## THE REQUEST
Copy out the passage below on the operational laws for CPHFEs in full, reproducing every line and symbol without change.

Provided that \(Q_{p}(x),Q_{p}^{1}(x),Q_{p}^{2}(x),Q_{p}^{3}(x)\) are arbitrary four CPHFEs, \(\lambda ,\lambda _1,\lambda _2\) are three positive real numbers. Then the following operational laws hold:

1. (1)

   \(Q_{p}^{1}(x)\oplus Q_{p}^{2}(x)=Q_{p}^{2}(x)\oplus Q_{p}^{1}(x);\)

2. (2)

   \((Q_{p}^{1}(x)\oplus Q_{p}^{2}(x)) \oplus Q_{p}^{3}(x)=Q_{p}^{1}(x)\oplus (Q_{p}^{2}(x)\oplus Q_{p}^{3}(x));\)

3. (3)

   \(\lambda (Q_{p}^{1}(x)\oplus Q_{p}^{2}(x))=\lambda Q_{p}^{1}(x)\oplus \lambda Q_{p}^{2}(x)\);

4. (4)

   \(\lambda _1 Q_{p}(x)\oplus \lambda _2 Q_{p}(x)=(\lambda _1 +\lambda _2) Q_{p}(x)\);

5. (5)

## MATERIAL

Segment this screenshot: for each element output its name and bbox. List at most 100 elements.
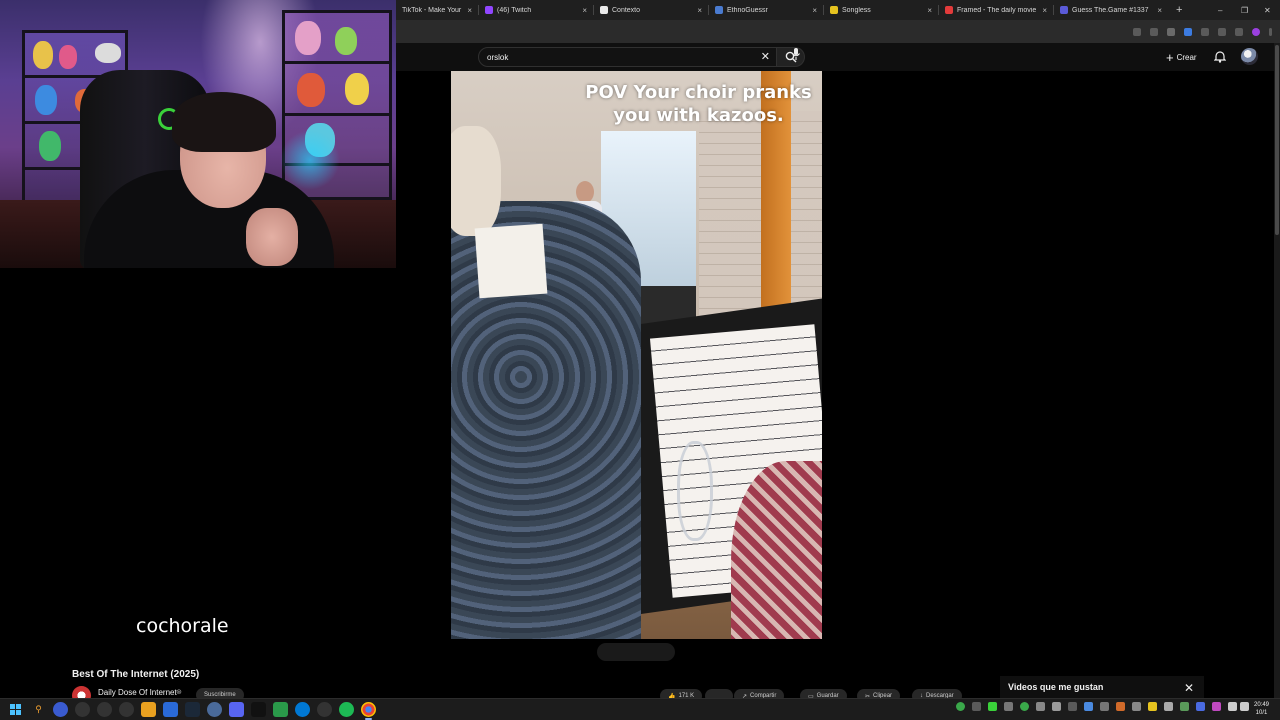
app-icon[interactable] <box>295 702 310 717</box>
tab-close-icon[interactable]: × <box>697 6 702 15</box>
video-caption-line2: you with kazoos. <box>613 105 784 126</box>
channel-name[interactable]: Daily Dose Of Internet <box>98 688 177 697</box>
tab-title: EthnoGuessr <box>727 6 768 14</box>
contexto-icon <box>600 6 608 14</box>
app-icon[interactable] <box>75 702 90 717</box>
profile-icon[interactable] <box>1252 27 1260 36</box>
extension-icon[interactable] <box>1167 27 1175 36</box>
app-icon[interactable] <box>163 702 178 717</box>
tray-icon[interactable] <box>972 702 981 711</box>
guess-the-game-icon <box>1060 6 1068 14</box>
tab-contexto[interactable]: Contexto × <box>594 0 708 20</box>
puzzle-icon[interactable] <box>1201 27 1209 36</box>
tab-close-icon[interactable]: × <box>1042 6 1047 15</box>
extension-icon[interactable] <box>1184 27 1192 36</box>
install-app-icon[interactable] <box>1133 27 1141 36</box>
create-button[interactable]: + Crear <box>1166 49 1197 65</box>
webcam-overlay <box>0 0 396 268</box>
tab-framed[interactable]: Framed - The daily movie gu × <box>939 0 1053 20</box>
steam-icon[interactable] <box>185 702 200 717</box>
discord-icon[interactable] <box>229 702 244 717</box>
tray-icon[interactable] <box>1084 702 1093 711</box>
app-icon[interactable] <box>317 702 332 717</box>
restore-button[interactable]: ❐ <box>1241 0 1248 20</box>
search-input[interactable]: orslok ✕ <box>478 47 777 67</box>
streamer-hand <box>246 208 298 266</box>
tray-icon[interactable] <box>1020 702 1029 711</box>
taskbar-clock[interactable]: 20:49 10/1 <box>1254 701 1269 717</box>
video-sheet-music <box>474 223 548 299</box>
bell-icon <box>1213 51 1227 63</box>
page-scrollbar[interactable] <box>1274 43 1280 698</box>
tray-icon[interactable] <box>1164 702 1173 711</box>
minimize-button[interactable]: – <box>1218 0 1222 20</box>
chrome-icon[interactable] <box>361 702 376 717</box>
tray-icon[interactable] <box>988 702 997 711</box>
app-icon[interactable] <box>53 702 68 717</box>
extension-icons <box>1133 20 1272 43</box>
video-progress-pill[interactable] <box>597 643 675 661</box>
plus-icon: + <box>1166 49 1174 65</box>
liked-videos-title: Videos que me gustan <box>1008 682 1104 692</box>
voice-search-button[interactable] <box>791 47 801 66</box>
tray-icon[interactable] <box>1036 702 1045 711</box>
tab-close-icon[interactable]: × <box>812 6 817 15</box>
tab-close-icon[interactable]: × <box>927 6 932 15</box>
tab-close-icon[interactable]: × <box>1157 6 1162 15</box>
tab-guess-the-game[interactable]: Guess The.Game #1337 × <box>1054 0 1168 20</box>
notifications-button[interactable] <box>1213 50 1227 68</box>
app-icon[interactable] <box>273 702 288 717</box>
tray-icon[interactable] <box>1068 702 1077 711</box>
app-icon[interactable] <box>119 702 134 717</box>
account-avatar[interactable] <box>1241 48 1258 65</box>
tray-icon[interactable] <box>1132 702 1141 711</box>
ethnoguessr-icon <box>715 6 723 14</box>
tray-icon[interactable] <box>1004 702 1013 711</box>
new-tab-button[interactable]: + <box>1168 4 1190 16</box>
star-icon[interactable] <box>1150 27 1158 36</box>
tray-icon[interactable] <box>956 702 965 711</box>
app-icon[interactable] <box>207 702 222 717</box>
tray-icon[interactable] <box>1212 702 1221 711</box>
menu-kebab-icon[interactable] <box>1269 27 1272 36</box>
streamer-hair <box>172 92 276 152</box>
short-video-player[interactable]: POV Your choir pranks you with kazoos. <box>451 71 822 639</box>
tray-icon[interactable] <box>1148 702 1157 711</box>
tab-title: Contexto <box>612 6 641 14</box>
volume-icon[interactable] <box>1240 702 1249 711</box>
tab-songless[interactable]: Songless × <box>824 0 938 20</box>
scrollbar-thumb[interactable] <box>1275 45 1279 235</box>
clear-search-icon[interactable]: ✕ <box>761 50 770 63</box>
cyan-light <box>280 130 340 190</box>
liked-videos-panel: Videos que me gustan ✕ <box>1000 676 1204 700</box>
tab-tiktok[interactable]: TikTok - Make Your Day × <box>396 0 478 20</box>
tab-close-icon[interactable]: × <box>582 6 587 15</box>
tray-icon[interactable] <box>1116 702 1125 711</box>
verified-icon: ⊛ <box>176 689 182 696</box>
wifi-icon[interactable] <box>1228 702 1237 711</box>
tab-close-icon[interactable]: × <box>467 6 472 15</box>
windows-taskbar: ⚲ 20:49 10/1 <box>0 698 1280 720</box>
browser-toolbar <box>396 20 1280 43</box>
bookmarks-icon[interactable] <box>1218 27 1226 36</box>
tab-twitch[interactable]: (46) Twitch × <box>479 0 593 20</box>
close-window-button[interactable]: ✕ <box>1264 0 1271 20</box>
tray-icon[interactable] <box>1180 702 1189 711</box>
app-icon[interactable] <box>97 702 112 717</box>
tray-icon[interactable] <box>1100 702 1109 711</box>
app-icon[interactable] <box>141 702 156 717</box>
tray-icon[interactable] <box>1052 702 1061 711</box>
tab-ethnoguessr[interactable]: EthnoGuessr × <box>709 0 823 20</box>
twitch-icon <box>485 6 493 14</box>
video-glasses <box>677 441 713 541</box>
video-caption-line1: POV Your choir pranks <box>585 82 812 103</box>
search-icon[interactable]: ⚲ <box>31 702 46 717</box>
media-icon[interactable] <box>1235 27 1243 36</box>
spotify-icon[interactable] <box>339 702 354 717</box>
tiktok-icon[interactable] <box>251 702 266 717</box>
tab-title: Framed - The daily movie gu <box>957 6 1039 14</box>
windows-start-icon[interactable] <box>8 702 23 717</box>
tab-title: (46) Twitch <box>497 6 532 14</box>
close-icon[interactable]: ✕ <box>1184 681 1194 695</box>
tray-icon[interactable] <box>1196 702 1205 711</box>
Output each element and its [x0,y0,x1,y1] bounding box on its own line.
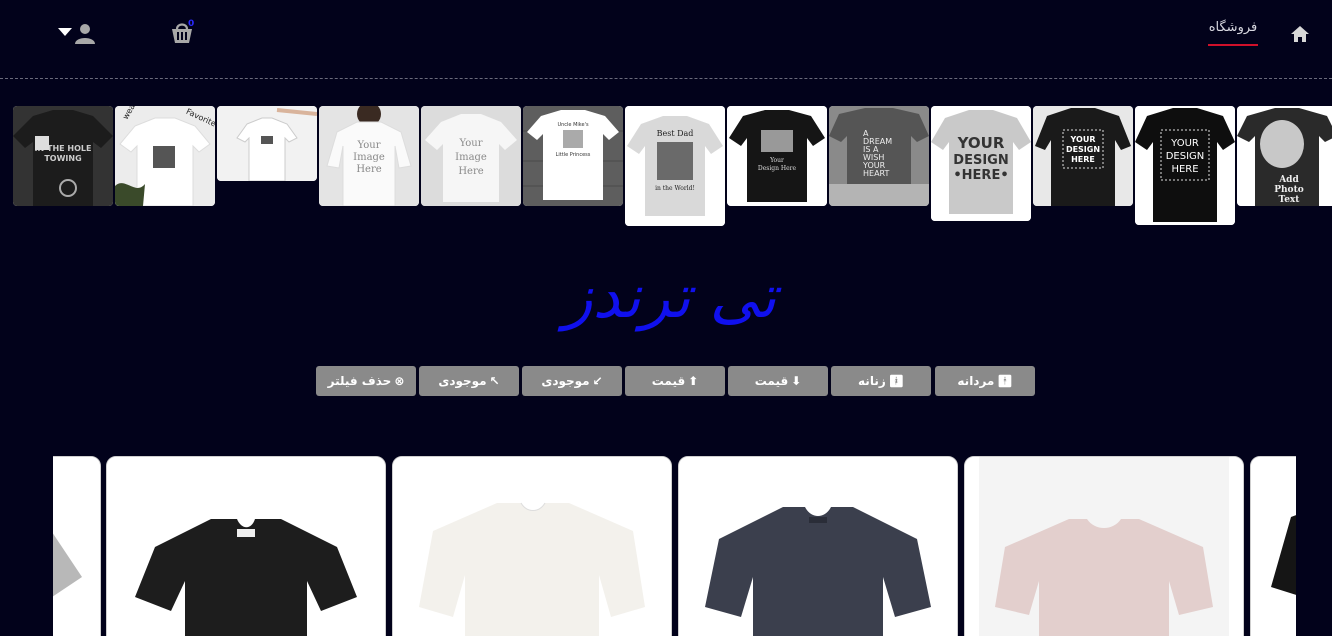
svg-text:Little Princess: Little Princess [556,152,591,158]
svg-text:HERE: HERE [1171,164,1198,175]
thumb-black-design[interactable]: Your Design Here [727,106,827,206]
thumb-black-design-2[interactable]: YOUR DESIGN HERE [1135,106,1235,225]
svg-text:Text: Text [1279,195,1301,205]
product-carousel [53,456,1296,636]
filter-price-down-button[interactable]: قیمت ⬇ [728,366,828,396]
clear-filter-button[interactable]: حذف فیلتر ⊗ [316,366,416,396]
svg-text:DESIGN: DESIGN [1066,145,1100,154]
svg-text:HERE: HERE [1071,155,1095,164]
svg-text:Here: Here [356,164,381,175]
nav-shop-link[interactable]: فروشگاه [1208,20,1258,46]
close-circle-icon: ⊗ [394,374,405,388]
svg-text:Add: Add [1278,175,1299,185]
svg-text:HEART: HEART [863,169,890,178]
thumb-grey-design[interactable]: YOUR DESIGN •HERE• [931,106,1031,221]
product-pink-tee[interactable] [964,456,1244,636]
svg-text:Best Dad: Best Dad [657,129,694,138]
filter-men-button[interactable]: مردانه 🚹︎ [935,366,1035,396]
svg-text:•HERE•: •HERE• [953,168,1008,183]
thumb-woman-shirt[interactable]: Your Image Here [319,106,419,206]
product-navy-tee[interactable] [678,456,958,636]
svg-text:Photo: Photo [1274,185,1303,195]
user-icon[interactable] [74,22,96,44]
female-icon: 🚺︎ [888,374,904,388]
arrow-down-icon: ⬇ [791,374,802,388]
svg-text:in the World!: in the World! [655,185,695,192]
tshirt-thumbnail-strip: IN THE HOLE TOWING Favorite wear your Yo… [0,106,1332,230]
filter-stock-up-label: موجودی [438,374,487,388]
filter-stock-up-button[interactable]: موجودی ↖ [419,366,519,396]
filter-price-down-label: قیمت [754,374,789,388]
svg-text:YOUR: YOUR [1170,138,1199,149]
product-white-tee[interactable] [392,456,672,636]
thumb-tow-shirt[interactable]: IN THE HOLE TOWING [13,106,113,206]
thumb-wood-tee[interactable]: Uncle Mike's Little Princess [523,106,623,206]
thumb-best-dad[interactable]: Best Dad in the World! [625,106,725,226]
svg-text:Your: Your [357,140,381,151]
thumb-dream-wish[interactable]: A DREAM IS A WISH YOUR HEART [829,106,929,206]
filter-price-up-label: قیمت [651,374,686,388]
svg-text:Your: Your [769,157,784,164]
svg-text:Uncle Mike's: Uncle Mike's [557,122,589,128]
thumb-photo-text[interactable]: Add Photo Text [1237,106,1332,206]
svg-text:TOWING: TOWING [44,154,81,163]
filter-men-label: مردانه [957,374,995,388]
top-navbar: فروشگاه 0 [0,0,1332,79]
filter-women-button[interactable]: زنانه 🚺︎ [831,366,931,396]
page-title: تی ترندز [563,262,777,332]
thumb-man-design[interactable]: YOUR DESIGN HERE [1033,106,1133,206]
svg-text:Here: Here [458,166,483,177]
svg-text:YOUR: YOUR [957,134,1005,152]
product-grey-partial[interactable] [53,456,101,636]
svg-text:DESIGN: DESIGN [953,153,1008,168]
thumb-song-shirt[interactable]: Favorite wear your [115,106,215,206]
svg-text:YOUR: YOUR [1070,135,1096,144]
svg-text:Image: Image [353,152,385,163]
user-dropdown-caret-icon[interactable] [58,28,72,36]
thumb-white-tee[interactable]: Your Image Here [421,106,521,206]
arrow-up-left-icon: ↖ [489,374,500,388]
home-icon[interactable] [1290,24,1310,44]
thumb-hanger-shirt[interactable] [217,106,317,181]
svg-text:Your: Your [459,138,483,149]
svg-text:Image: Image [455,152,487,163]
product-black-partial[interactable] [1250,456,1296,636]
filter-stock-down-button[interactable]: موجودی ↙ [522,366,622,396]
product-black-tee[interactable] [106,456,386,636]
clear-filter-label: حذف فیلتر [327,374,392,388]
cart-count-badge: 0 [188,19,195,29]
arrow-up-icon: ⬆ [688,374,699,388]
svg-text:Design Here: Design Here [758,165,797,172]
arrow-down-left-icon: ↙ [592,374,603,388]
filter-stock-down-label: موجودی [541,374,590,388]
filter-women-label: زنانه [858,374,886,388]
svg-text:DESIGN: DESIGN [1166,151,1205,162]
filter-price-up-button[interactable]: قیمت ⬆ [625,366,725,396]
male-icon: 🚹︎ [997,374,1013,388]
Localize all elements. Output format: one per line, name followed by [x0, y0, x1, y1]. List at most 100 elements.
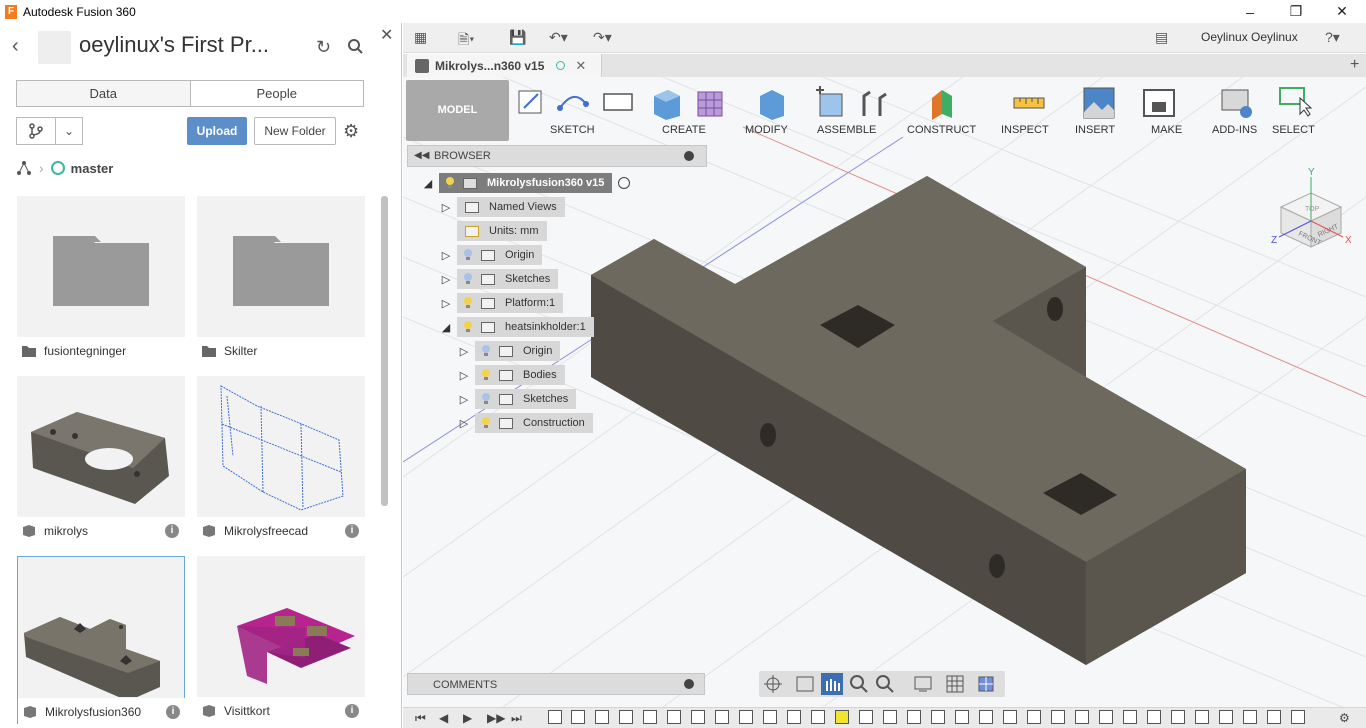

## EXERCISE OUTPUT
Provided that \(Q_{p}(x),Q_{p}^{1}(x),Q_{p}^{2}(x),Q_{p}^{3}(x)\) are arbitrary four CPHFEs, \(\lambda ,\lambda _1,\lambda _2\) are three positive real numbers. Then the following operational laws hold:

1. (1)

   \(Q_{p}^{1}(x)\oplus Q_{p}^{2}(x)=Q_{p}^{2}(x)\oplus Q_{p}^{1}(x);\)

2. (2)

   \((Q_{p}^{1}(x)\oplus Q_{p}^{2}(x)) \oplus Q_{p}^{3}(x)=Q_{p}^{1}(x)\oplus (Q_{p}^{2}(x)\oplus Q_{p}^{3}(x));\)

3. (3)

   \(\lambda (Q_{p}^{1}(x)\oplus Q_{p}^{2}(x))=\lambda Q_{p}^{1}(x)\oplus \lambda Q_{p}^{2}(x)\);

4. (4)

   \(\lambda _1 Q_{p}(x)\oplus \lambda _2 Q_{p}(x)=(\lambda _1 +\lambda _2) Q_{p}(x)\);

5. (5)